-- BEGIN INPUT RECORDS --

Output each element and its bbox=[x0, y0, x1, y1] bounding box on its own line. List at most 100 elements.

-- END INPUT RECORDS --
-- BEGIN INPUT RECORDS --

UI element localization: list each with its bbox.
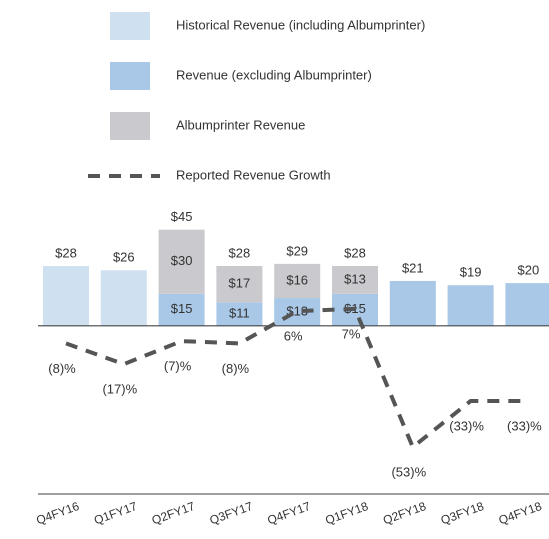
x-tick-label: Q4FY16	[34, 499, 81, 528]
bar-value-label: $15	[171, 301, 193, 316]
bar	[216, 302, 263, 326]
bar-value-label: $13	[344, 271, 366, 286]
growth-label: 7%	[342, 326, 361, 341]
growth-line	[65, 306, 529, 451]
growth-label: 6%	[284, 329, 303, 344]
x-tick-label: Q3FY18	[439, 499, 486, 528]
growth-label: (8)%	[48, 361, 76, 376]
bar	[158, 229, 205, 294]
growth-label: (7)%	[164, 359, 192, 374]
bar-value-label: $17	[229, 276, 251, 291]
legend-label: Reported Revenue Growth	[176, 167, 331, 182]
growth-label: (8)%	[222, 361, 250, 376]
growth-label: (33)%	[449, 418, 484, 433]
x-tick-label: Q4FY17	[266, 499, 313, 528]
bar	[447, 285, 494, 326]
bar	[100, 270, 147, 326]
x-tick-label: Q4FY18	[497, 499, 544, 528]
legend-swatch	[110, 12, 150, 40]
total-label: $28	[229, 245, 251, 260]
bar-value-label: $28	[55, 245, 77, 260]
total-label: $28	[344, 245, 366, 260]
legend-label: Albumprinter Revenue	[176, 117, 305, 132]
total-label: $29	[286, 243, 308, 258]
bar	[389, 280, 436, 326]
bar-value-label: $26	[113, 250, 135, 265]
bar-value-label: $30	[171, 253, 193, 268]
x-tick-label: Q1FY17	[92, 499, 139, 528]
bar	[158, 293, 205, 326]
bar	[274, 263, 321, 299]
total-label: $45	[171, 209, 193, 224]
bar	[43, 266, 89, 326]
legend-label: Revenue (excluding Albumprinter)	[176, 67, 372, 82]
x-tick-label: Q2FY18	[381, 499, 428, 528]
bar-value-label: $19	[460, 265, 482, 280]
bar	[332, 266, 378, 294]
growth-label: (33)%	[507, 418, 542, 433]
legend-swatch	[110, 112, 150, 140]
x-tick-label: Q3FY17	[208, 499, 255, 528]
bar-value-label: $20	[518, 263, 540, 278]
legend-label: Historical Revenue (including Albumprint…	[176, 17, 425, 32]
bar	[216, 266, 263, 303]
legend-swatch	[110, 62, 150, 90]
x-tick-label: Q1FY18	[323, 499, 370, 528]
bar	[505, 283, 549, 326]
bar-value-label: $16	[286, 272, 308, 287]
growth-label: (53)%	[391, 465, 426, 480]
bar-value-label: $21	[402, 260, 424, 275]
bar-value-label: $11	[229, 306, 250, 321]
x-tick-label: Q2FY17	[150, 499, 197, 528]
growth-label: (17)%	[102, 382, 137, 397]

-- END INPUT RECORDS --

### WRITTEN EXERCISE
Extract and repeat the lines in the part that opens with the line containing "UI element localization: list" and closes with the line containing "418, 484, 433]", including both of those lines. Leave the pictures out of your answer.

### SOLUTION TO THIS TASK
UI element localization: list each with its bbox.
x-tick-label: Q4FY16	[34, 499, 81, 528]
bar-value-label: $15	[171, 301, 193, 316]
bar	[216, 302, 263, 326]
bar-value-label: $13	[344, 271, 366, 286]
growth-label: 7%	[342, 326, 361, 341]
growth-line	[65, 306, 529, 451]
growth-label: 6%	[284, 329, 303, 344]
x-tick-label: Q3FY18	[439, 499, 486, 528]
growth-label: (8)%	[48, 361, 76, 376]
bar	[158, 229, 205, 294]
growth-label: (7)%	[164, 359, 192, 374]
bar-value-label: $17	[229, 276, 251, 291]
legend-label: Reported Revenue Growth	[176, 167, 331, 182]
growth-label: (8)%	[222, 361, 250, 376]
growth-label: (33)%	[449, 418, 484, 433]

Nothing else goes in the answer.